Repeat every line of the listing below exactly, minus the pictures.
## Start ITEMS
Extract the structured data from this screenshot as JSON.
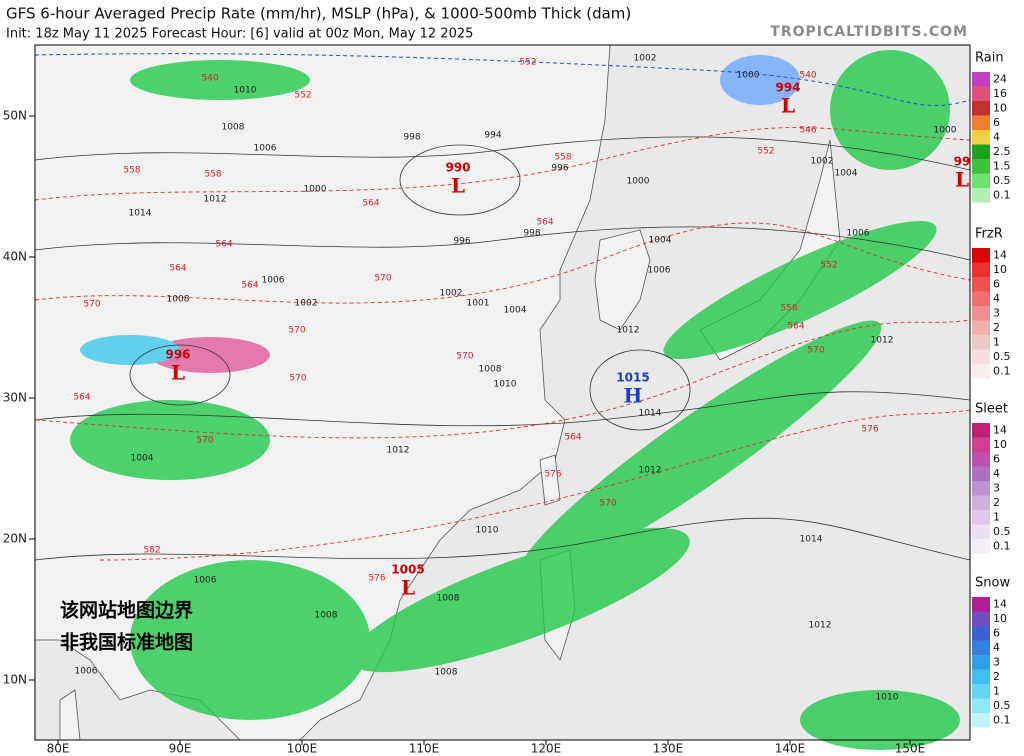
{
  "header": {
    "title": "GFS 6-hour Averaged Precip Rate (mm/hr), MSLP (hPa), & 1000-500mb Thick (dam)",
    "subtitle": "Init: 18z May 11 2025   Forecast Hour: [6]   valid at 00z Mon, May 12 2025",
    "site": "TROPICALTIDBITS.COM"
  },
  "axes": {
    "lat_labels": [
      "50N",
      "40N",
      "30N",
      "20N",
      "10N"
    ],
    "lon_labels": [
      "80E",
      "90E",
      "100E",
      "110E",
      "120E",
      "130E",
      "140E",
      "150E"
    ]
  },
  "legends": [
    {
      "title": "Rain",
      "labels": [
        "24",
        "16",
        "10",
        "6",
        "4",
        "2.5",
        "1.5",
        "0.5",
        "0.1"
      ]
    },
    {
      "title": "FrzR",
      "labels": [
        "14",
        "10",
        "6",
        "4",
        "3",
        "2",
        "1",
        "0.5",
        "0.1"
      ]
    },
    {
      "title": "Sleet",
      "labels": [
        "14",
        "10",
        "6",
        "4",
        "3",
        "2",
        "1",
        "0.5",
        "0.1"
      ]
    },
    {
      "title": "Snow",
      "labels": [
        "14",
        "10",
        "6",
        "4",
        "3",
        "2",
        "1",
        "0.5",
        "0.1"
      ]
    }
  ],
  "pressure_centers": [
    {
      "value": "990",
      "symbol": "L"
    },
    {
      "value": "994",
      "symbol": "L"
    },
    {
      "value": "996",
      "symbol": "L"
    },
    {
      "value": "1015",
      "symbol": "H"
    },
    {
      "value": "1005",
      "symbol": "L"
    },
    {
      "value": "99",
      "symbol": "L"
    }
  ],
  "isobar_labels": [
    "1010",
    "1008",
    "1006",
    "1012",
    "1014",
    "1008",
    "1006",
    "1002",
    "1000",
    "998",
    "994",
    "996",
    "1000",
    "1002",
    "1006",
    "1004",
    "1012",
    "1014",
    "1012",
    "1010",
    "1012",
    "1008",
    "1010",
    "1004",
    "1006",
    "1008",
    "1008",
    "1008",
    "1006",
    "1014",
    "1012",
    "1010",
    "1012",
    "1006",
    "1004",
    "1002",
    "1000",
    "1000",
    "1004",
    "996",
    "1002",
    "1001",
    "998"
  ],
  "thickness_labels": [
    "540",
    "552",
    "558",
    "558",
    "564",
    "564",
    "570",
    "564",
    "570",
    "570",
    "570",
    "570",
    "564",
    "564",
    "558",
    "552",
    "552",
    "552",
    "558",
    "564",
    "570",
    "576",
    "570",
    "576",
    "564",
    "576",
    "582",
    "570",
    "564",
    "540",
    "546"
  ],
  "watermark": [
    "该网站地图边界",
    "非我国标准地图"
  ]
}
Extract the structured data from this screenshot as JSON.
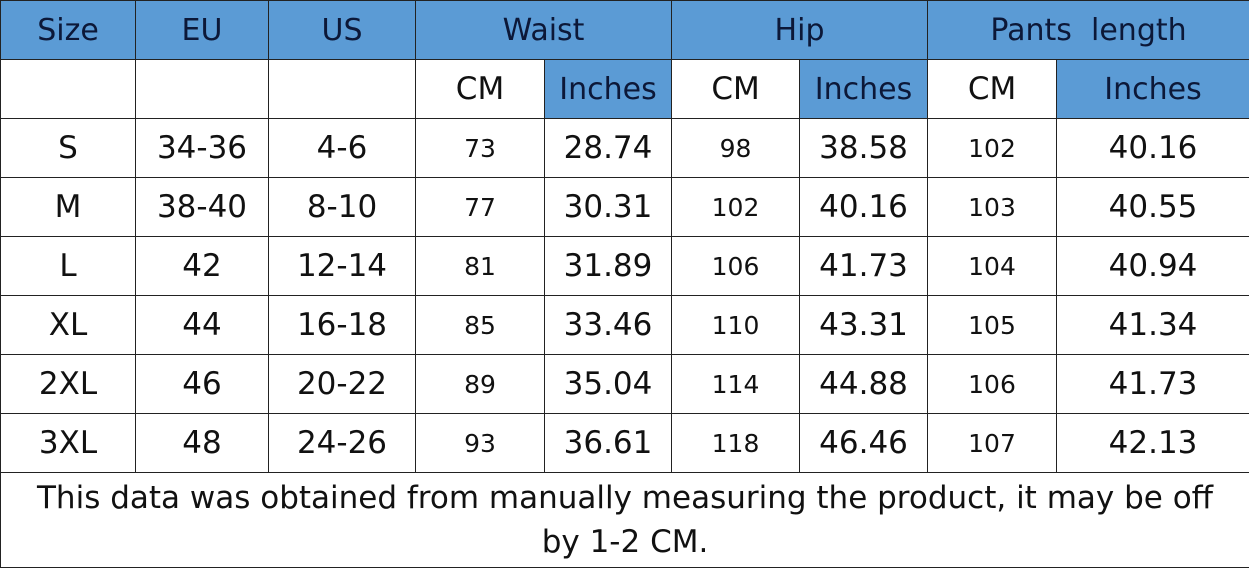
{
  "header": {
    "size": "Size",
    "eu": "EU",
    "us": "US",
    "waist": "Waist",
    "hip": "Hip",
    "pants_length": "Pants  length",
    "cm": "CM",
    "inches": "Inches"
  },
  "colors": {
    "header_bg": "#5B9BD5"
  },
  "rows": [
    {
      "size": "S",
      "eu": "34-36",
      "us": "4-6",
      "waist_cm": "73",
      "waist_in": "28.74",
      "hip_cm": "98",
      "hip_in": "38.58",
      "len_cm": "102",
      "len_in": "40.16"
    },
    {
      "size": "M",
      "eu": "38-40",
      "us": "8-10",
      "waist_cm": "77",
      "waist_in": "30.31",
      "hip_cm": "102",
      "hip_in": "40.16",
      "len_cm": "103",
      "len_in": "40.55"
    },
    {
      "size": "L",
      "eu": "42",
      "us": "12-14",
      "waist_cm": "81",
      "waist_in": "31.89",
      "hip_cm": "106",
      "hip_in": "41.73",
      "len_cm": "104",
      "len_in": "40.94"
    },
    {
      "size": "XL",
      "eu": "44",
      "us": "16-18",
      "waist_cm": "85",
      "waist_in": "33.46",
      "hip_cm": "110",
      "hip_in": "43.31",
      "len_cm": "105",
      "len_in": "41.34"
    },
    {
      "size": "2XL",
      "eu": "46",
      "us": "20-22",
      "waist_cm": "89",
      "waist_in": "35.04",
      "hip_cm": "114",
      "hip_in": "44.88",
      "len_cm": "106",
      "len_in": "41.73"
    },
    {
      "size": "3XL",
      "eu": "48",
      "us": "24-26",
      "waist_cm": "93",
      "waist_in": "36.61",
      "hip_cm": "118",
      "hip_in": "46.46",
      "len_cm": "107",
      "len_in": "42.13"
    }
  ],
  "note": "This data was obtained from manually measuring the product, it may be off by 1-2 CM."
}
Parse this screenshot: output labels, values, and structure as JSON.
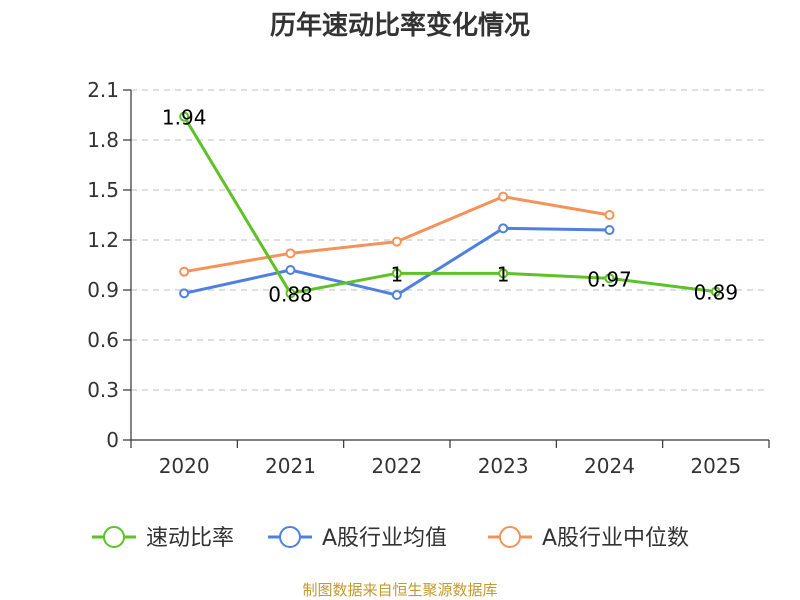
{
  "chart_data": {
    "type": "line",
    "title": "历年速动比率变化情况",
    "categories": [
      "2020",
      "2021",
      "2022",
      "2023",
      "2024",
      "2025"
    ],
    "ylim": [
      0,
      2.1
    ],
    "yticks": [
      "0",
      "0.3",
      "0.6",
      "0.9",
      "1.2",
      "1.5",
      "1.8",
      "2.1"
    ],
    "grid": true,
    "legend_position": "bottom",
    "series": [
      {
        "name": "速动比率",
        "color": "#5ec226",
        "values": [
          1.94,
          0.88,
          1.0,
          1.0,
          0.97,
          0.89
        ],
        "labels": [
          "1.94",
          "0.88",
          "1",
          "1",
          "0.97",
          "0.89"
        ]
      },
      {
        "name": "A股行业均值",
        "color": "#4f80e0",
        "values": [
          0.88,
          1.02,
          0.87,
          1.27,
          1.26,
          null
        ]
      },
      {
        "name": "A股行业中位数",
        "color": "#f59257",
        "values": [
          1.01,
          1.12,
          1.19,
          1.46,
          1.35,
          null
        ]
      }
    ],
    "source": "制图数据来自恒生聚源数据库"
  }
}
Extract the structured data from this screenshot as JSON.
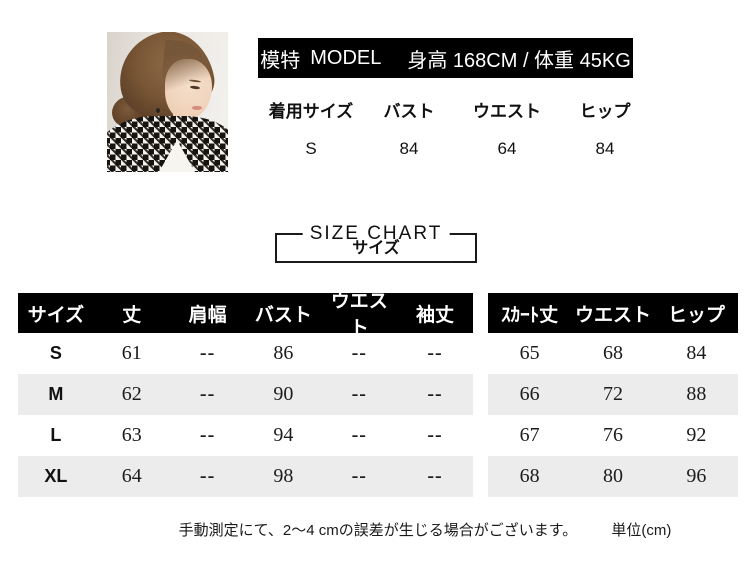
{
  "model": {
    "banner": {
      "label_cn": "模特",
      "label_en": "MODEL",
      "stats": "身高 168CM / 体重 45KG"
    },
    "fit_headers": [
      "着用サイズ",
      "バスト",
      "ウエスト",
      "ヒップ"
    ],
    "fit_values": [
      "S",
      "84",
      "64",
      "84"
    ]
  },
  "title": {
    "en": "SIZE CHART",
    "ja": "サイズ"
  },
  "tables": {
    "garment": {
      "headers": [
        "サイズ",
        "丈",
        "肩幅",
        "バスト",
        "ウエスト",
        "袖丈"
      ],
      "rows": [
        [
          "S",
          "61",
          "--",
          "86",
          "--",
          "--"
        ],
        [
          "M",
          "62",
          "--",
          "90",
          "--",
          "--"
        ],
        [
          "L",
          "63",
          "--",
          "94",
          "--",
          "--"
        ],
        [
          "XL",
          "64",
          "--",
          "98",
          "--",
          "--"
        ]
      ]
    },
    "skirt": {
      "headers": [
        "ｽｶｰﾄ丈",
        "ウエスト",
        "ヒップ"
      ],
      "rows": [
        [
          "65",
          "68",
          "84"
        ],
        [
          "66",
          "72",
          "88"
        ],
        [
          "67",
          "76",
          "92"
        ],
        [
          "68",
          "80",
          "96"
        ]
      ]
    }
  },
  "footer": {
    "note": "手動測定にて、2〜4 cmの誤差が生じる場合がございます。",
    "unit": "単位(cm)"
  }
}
## End ITEMS
**SOLUTION**:
Extract the structured data from this screenshot as JSON.
{
  "header": {
    "title": "GFS 6-hour Averaged Precip Rate (mm/hr), MSLP (hPa), & 1000-500mb Thick (dam)",
    "subtitle": "Init: 18z May 11 2025   Forecast Hour: [6]   valid at 00z Mon, May 12 2025",
    "site": "TROPICALTIDBITS.COM"
  },
  "axes": {
    "lat_labels": [
      "50N",
      "40N",
      "30N",
      "20N",
      "10N"
    ],
    "lon_labels": [
      "80E",
      "90E",
      "100E",
      "110E",
      "120E",
      "130E",
      "140E",
      "150E"
    ]
  },
  "legends": [
    {
      "title": "Rain",
      "labels": [
        "24",
        "16",
        "10",
        "6",
        "4",
        "2.5",
        "1.5",
        "0.5",
        "0.1"
      ]
    },
    {
      "title": "FrzR",
      "labels": [
        "14",
        "10",
        "6",
        "4",
        "3",
        "2",
        "1",
        "0.5",
        "0.1"
      ]
    },
    {
      "title": "Sleet",
      "labels": [
        "14",
        "10",
        "6",
        "4",
        "3",
        "2",
        "1",
        "0.5",
        "0.1"
      ]
    },
    {
      "title": "Snow",
      "labels": [
        "14",
        "10",
        "6",
        "4",
        "3",
        "2",
        "1",
        "0.5",
        "0.1"
      ]
    }
  ],
  "pressure_centers": [
    {
      "value": "990",
      "symbol": "L"
    },
    {
      "value": "994",
      "symbol": "L"
    },
    {
      "value": "996",
      "symbol": "L"
    },
    {
      "value": "1015",
      "symbol": "H"
    },
    {
      "value": "1005",
      "symbol": "L"
    },
    {
      "value": "99",
      "symbol": "L"
    }
  ],
  "isobar_labels": [
    "1010",
    "1008",
    "1006",
    "1012",
    "1014",
    "1008",
    "1006",
    "1002",
    "1000",
    "998",
    "994",
    "996",
    "1000",
    "1002",
    "1006",
    "1004",
    "1012",
    "1014",
    "1012",
    "1010",
    "1012",
    "1008",
    "1010",
    "1004",
    "1006",
    "1008",
    "1008",
    "1008",
    "1006",
    "1014",
    "1012",
    "1010",
    "1012",
    "1006",
    "1004",
    "1002",
    "1000",
    "1000",
    "1004",
    "996",
    "1002",
    "1001",
    "998"
  ],
  "thickness_labels": [
    "540",
    "552",
    "558",
    "558",
    "564",
    "564",
    "570",
    "564",
    "570",
    "570",
    "570",
    "570",
    "564",
    "564",
    "558",
    "552",
    "552",
    "552",
    "558",
    "564",
    "570",
    "576",
    "570",
    "576",
    "564",
    "576",
    "582",
    "570",
    "564",
    "540",
    "546"
  ],
  "watermark": [
    "该网站地图边界",
    "非我国标准地图"
  ]
}
Extract the structured data from this screenshot as JSON.
{
  "header": {
    "size": "Size",
    "eu": "EU",
    "us": "US",
    "waist": "Waist",
    "hip": "Hip",
    "pants_length": "Pants  length",
    "cm": "CM",
    "inches": "Inches"
  },
  "colors": {
    "header_bg": "#5B9BD5"
  },
  "rows": [
    {
      "size": "S",
      "eu": "34-36",
      "us": "4-6",
      "waist_cm": "73",
      "waist_in": "28.74",
      "hip_cm": "98",
      "hip_in": "38.58",
      "len_cm": "102",
      "len_in": "40.16"
    },
    {
      "size": "M",
      "eu": "38-40",
      "us": "8-10",
      "waist_cm": "77",
      "waist_in": "30.31",
      "hip_cm": "102",
      "hip_in": "40.16",
      "len_cm": "103",
      "len_in": "40.55"
    },
    {
      "size": "L",
      "eu": "42",
      "us": "12-14",
      "waist_cm": "81",
      "waist_in": "31.89",
      "hip_cm": "106",
      "hip_in": "41.73",
      "len_cm": "104",
      "len_in": "40.94"
    },
    {
      "size": "XL",
      "eu": "44",
      "us": "16-18",
      "waist_cm": "85",
      "waist_in": "33.46",
      "hip_cm": "110",
      "hip_in": "43.31",
      "len_cm": "105",
      "len_in": "41.34"
    },
    {
      "size": "2XL",
      "eu": "46",
      "us": "20-22",
      "waist_cm": "89",
      "waist_in": "35.04",
      "hip_cm": "114",
      "hip_in": "44.88",
      "len_cm": "106",
      "len_in": "41.73"
    },
    {
      "size": "3XL",
      "eu": "48",
      "us": "24-26",
      "waist_cm": "93",
      "waist_in": "36.61",
      "hip_cm": "118",
      "hip_in": "46.46",
      "len_cm": "107",
      "len_in": "42.13"
    }
  ],
  "note": "This data was obtained from manually measuring the product, it may be off by 1-2 CM."
}
Parse this screenshot: output labels, values, and structure as JSON.
{
  "chart_data": {
    "type": "line",
    "title": "历年速动比率变化情况",
    "categories": [
      "2020",
      "2021",
      "2022",
      "2023",
      "2024",
      "2025"
    ],
    "ylim": [
      0,
      2.1
    ],
    "yticks": [
      "0",
      "0.3",
      "0.6",
      "0.9",
      "1.2",
      "1.5",
      "1.8",
      "2.1"
    ],
    "grid": true,
    "legend_position": "bottom",
    "series": [
      {
        "name": "速动比率",
        "color": "#5ec226",
        "values": [
          1.94,
          0.88,
          1.0,
          1.0,
          0.97,
          0.89
        ],
        "labels": [
          "1.94",
          "0.88",
          "1",
          "1",
          "0.97",
          "0.89"
        ]
      },
      {
        "name": "A股行业均值",
        "color": "#4f80e0",
        "values": [
          0.88,
          1.02,
          0.87,
          1.27,
          1.26,
          null
        ]
      },
      {
        "name": "A股行业中位数",
        "color": "#f59257",
        "values": [
          1.01,
          1.12,
          1.19,
          1.46,
          1.35,
          null
        ]
      }
    ],
    "source": "制图数据来自恒生聚源数据库"
  }
}
Extract the structured data from this screenshot as JSON.
{
  "model": {
    "banner": {
      "label_cn": "模特",
      "label_en": "MODEL",
      "stats": "身高 168CM / 体重 45KG"
    },
    "fit_headers": [
      "着用サイズ",
      "バスト",
      "ウエスト",
      "ヒップ"
    ],
    "fit_values": [
      "S",
      "84",
      "64",
      "84"
    ]
  },
  "title": {
    "en": "SIZE CHART",
    "ja": "サイズ"
  },
  "tables": {
    "garment": {
      "headers": [
        "サイズ",
        "丈",
        "肩幅",
        "バスト",
        "ウエスト",
        "袖丈"
      ],
      "rows": [
        [
          "S",
          "61",
          "--",
          "86",
          "--",
          "--"
        ],
        [
          "M",
          "62",
          "--",
          "90",
          "--",
          "--"
        ],
        [
          "L",
          "63",
          "--",
          "94",
          "--",
          "--"
        ],
        [
          "XL",
          "64",
          "--",
          "98",
          "--",
          "--"
        ]
      ]
    },
    "skirt": {
      "headers": [
        "ｽｶｰﾄ丈",
        "ウエスト",
        "ヒップ"
      ],
      "rows": [
        [
          "65",
          "68",
          "84"
        ],
        [
          "66",
          "72",
          "88"
        ],
        [
          "67",
          "76",
          "92"
        ],
        [
          "68",
          "80",
          "96"
        ]
      ]
    }
  },
  "footer": {
    "note": "手動測定にて、2〜4 cmの誤差が生じる場合がございます。",
    "unit": "単位(cm)"
  }
}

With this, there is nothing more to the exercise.